Source material =>
◆ ◆ ◆ ◆ ◆

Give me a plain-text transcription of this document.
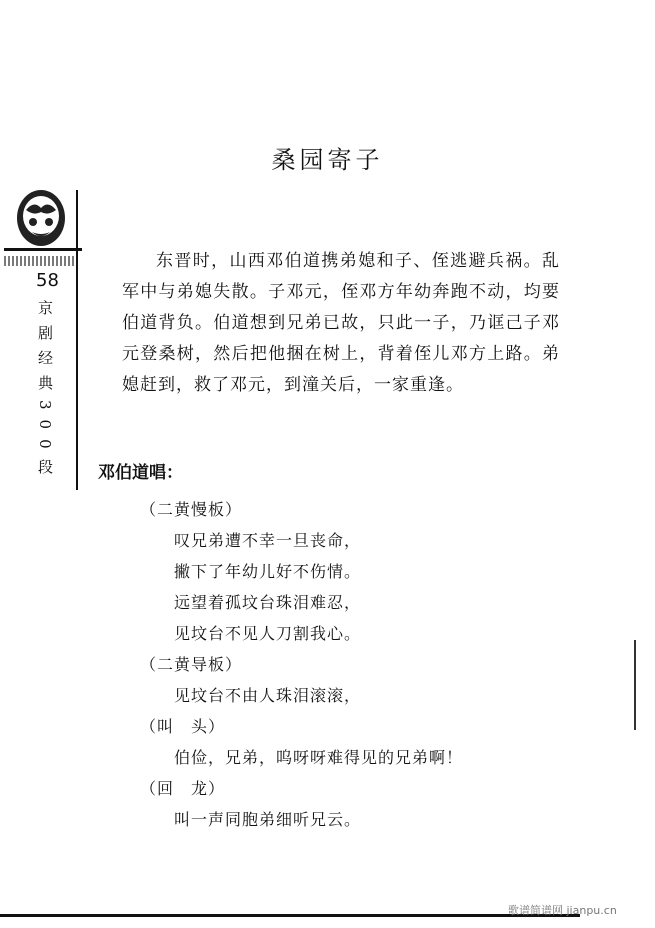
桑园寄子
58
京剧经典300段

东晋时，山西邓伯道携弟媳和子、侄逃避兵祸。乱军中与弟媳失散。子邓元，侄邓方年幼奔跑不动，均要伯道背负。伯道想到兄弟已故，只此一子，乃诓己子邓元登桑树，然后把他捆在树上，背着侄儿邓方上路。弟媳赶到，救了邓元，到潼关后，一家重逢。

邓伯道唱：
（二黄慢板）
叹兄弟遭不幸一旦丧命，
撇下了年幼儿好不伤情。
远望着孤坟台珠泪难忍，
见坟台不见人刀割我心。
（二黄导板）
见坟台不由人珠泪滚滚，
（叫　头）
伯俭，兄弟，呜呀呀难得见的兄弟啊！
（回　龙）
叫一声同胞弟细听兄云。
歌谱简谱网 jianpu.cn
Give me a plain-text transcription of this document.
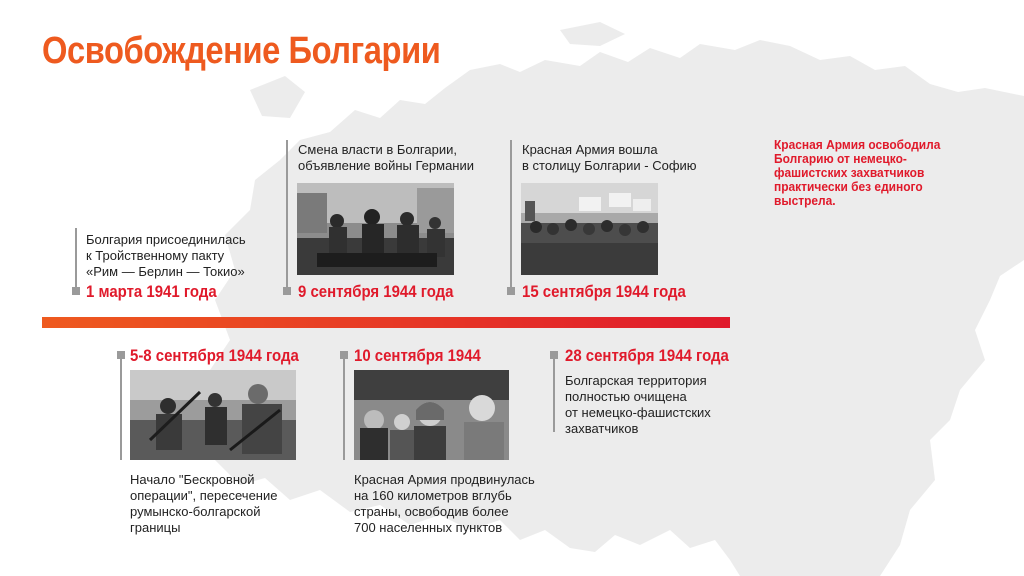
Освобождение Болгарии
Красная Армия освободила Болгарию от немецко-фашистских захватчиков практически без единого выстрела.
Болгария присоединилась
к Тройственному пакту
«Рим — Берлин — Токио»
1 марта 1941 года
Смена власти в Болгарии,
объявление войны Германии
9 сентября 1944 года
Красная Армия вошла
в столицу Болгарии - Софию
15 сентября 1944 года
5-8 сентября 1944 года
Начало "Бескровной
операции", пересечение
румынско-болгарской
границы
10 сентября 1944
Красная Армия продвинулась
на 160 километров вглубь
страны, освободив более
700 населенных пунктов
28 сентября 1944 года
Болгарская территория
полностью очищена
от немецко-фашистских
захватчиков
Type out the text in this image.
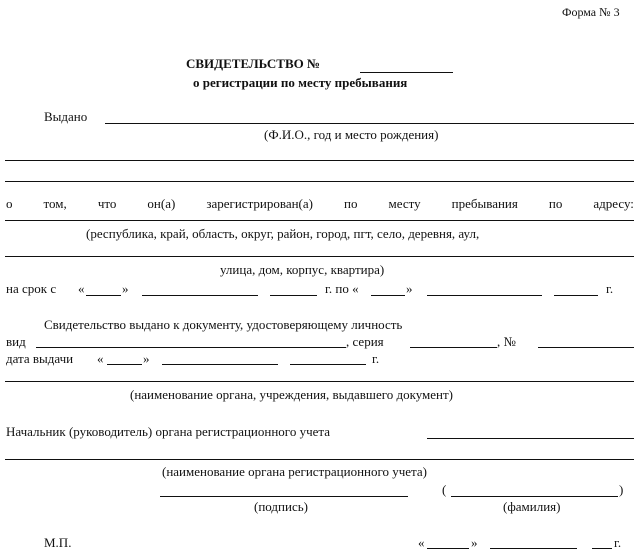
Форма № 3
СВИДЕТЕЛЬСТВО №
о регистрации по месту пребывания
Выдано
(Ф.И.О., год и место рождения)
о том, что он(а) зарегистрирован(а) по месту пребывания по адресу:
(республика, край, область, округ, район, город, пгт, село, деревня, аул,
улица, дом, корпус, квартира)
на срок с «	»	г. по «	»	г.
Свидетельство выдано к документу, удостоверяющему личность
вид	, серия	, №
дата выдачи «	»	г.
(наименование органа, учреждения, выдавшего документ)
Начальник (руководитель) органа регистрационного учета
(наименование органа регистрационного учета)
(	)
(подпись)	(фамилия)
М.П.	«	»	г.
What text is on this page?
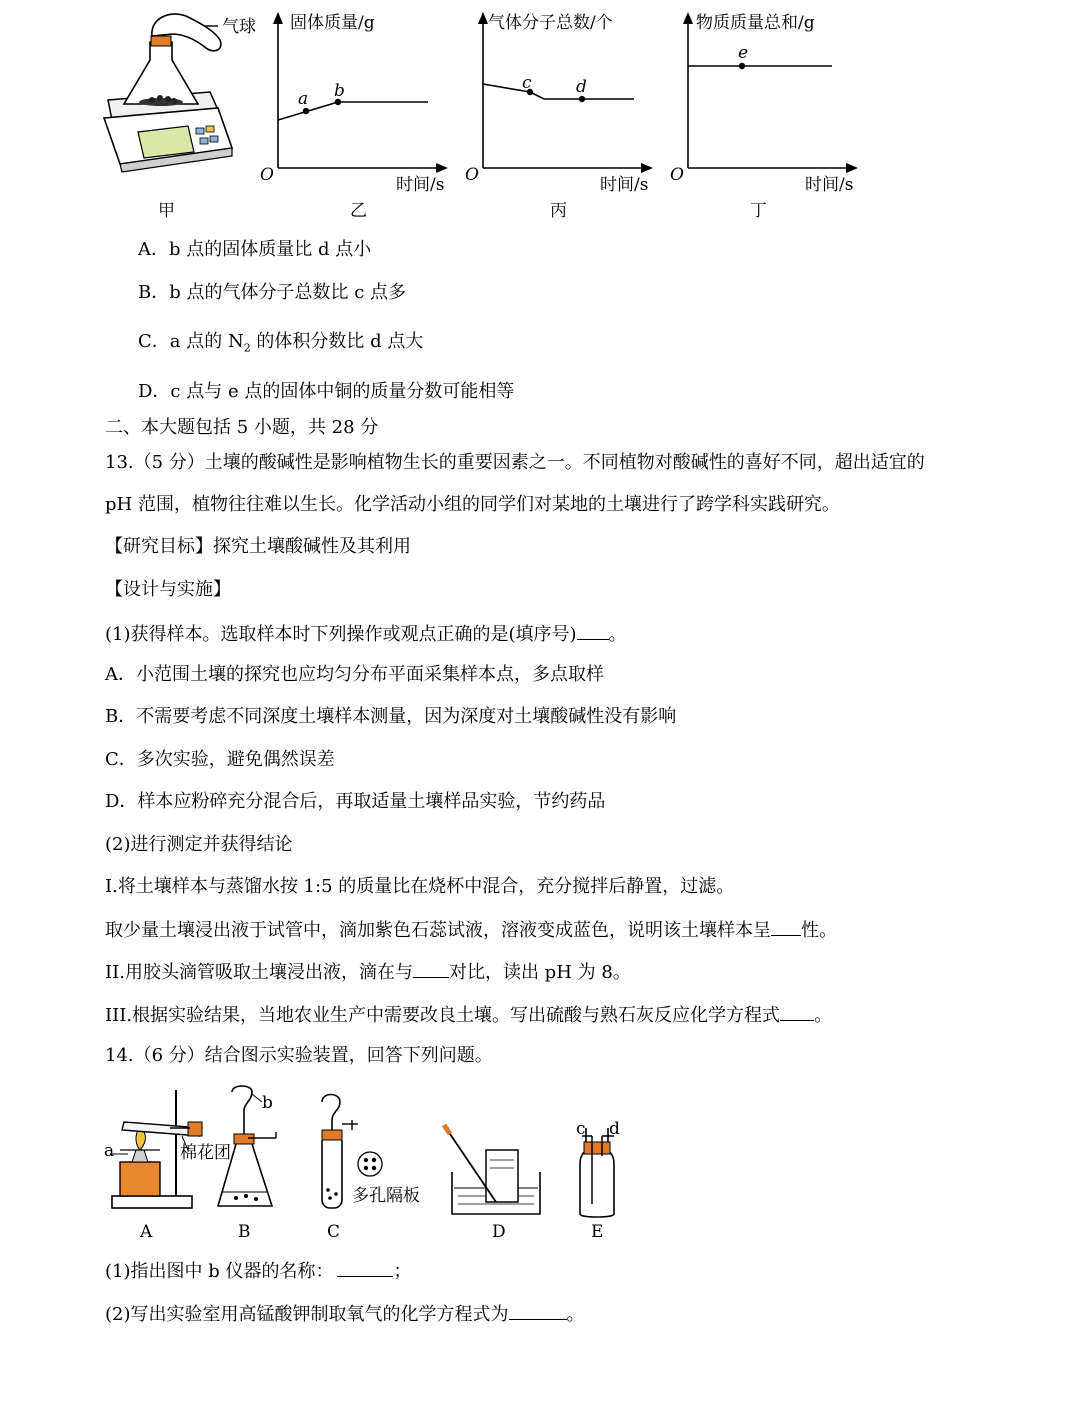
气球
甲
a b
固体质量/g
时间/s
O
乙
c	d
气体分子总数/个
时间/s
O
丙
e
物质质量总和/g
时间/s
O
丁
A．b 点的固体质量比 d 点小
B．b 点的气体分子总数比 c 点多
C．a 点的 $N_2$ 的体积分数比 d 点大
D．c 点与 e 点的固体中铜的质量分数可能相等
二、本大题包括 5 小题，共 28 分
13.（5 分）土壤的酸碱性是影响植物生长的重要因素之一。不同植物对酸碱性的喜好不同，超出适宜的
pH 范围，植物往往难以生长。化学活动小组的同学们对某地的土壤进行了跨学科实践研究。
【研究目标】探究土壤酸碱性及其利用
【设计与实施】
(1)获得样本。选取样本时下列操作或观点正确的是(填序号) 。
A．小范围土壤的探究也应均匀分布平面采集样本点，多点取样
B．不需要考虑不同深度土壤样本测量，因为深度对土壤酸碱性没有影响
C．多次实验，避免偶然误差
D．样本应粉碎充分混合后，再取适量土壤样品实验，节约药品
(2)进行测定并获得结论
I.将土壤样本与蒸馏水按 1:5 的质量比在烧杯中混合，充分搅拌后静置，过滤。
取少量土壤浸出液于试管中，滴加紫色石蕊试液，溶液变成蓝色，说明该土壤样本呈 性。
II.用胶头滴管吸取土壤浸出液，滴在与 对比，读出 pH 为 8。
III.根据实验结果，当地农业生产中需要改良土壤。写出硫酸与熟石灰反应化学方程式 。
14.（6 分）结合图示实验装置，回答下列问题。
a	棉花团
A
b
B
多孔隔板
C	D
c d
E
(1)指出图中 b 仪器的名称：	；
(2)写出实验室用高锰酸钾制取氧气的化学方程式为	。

◆ ◆ ◆ ◆ ◆

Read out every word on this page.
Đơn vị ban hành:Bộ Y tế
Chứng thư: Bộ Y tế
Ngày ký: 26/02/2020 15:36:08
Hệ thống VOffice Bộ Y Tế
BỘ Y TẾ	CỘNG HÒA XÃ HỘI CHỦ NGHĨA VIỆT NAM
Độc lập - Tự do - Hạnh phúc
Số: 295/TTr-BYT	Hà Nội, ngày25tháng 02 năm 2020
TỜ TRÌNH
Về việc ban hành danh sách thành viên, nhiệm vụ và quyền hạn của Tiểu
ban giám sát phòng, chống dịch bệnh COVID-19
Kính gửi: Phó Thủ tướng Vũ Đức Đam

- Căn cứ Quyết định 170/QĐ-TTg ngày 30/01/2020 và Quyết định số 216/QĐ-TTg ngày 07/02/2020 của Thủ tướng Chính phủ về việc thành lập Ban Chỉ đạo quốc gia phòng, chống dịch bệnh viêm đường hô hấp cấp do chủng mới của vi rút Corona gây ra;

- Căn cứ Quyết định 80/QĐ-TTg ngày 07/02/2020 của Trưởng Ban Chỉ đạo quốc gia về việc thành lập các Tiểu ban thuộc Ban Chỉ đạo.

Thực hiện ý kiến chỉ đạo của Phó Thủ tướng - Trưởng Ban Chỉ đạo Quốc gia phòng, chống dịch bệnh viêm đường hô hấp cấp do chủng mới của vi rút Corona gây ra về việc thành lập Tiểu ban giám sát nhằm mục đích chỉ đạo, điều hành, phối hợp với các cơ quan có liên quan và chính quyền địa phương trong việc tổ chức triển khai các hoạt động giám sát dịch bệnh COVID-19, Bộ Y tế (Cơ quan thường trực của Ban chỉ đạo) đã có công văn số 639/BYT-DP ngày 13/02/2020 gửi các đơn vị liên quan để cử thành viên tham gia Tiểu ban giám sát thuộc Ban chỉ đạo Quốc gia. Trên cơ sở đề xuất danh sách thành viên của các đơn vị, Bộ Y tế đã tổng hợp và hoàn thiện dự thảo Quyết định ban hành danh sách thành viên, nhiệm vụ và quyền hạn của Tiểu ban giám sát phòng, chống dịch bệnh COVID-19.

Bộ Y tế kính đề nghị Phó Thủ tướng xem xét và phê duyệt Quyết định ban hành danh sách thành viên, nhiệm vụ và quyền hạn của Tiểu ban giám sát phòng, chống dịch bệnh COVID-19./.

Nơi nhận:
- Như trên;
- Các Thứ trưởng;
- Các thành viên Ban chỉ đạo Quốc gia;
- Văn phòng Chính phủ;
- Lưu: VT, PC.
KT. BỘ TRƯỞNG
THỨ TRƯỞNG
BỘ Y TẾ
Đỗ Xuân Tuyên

◆ ◆ ◆ ◆ ◆

Challenge => Pick out each line that holds the string "this".

The output =>
Give me a plain-text transcription of this document.
Give me a plain-text transcription of this document.
Type out the text in this image.
What text is on this page?
Read out every word on this page.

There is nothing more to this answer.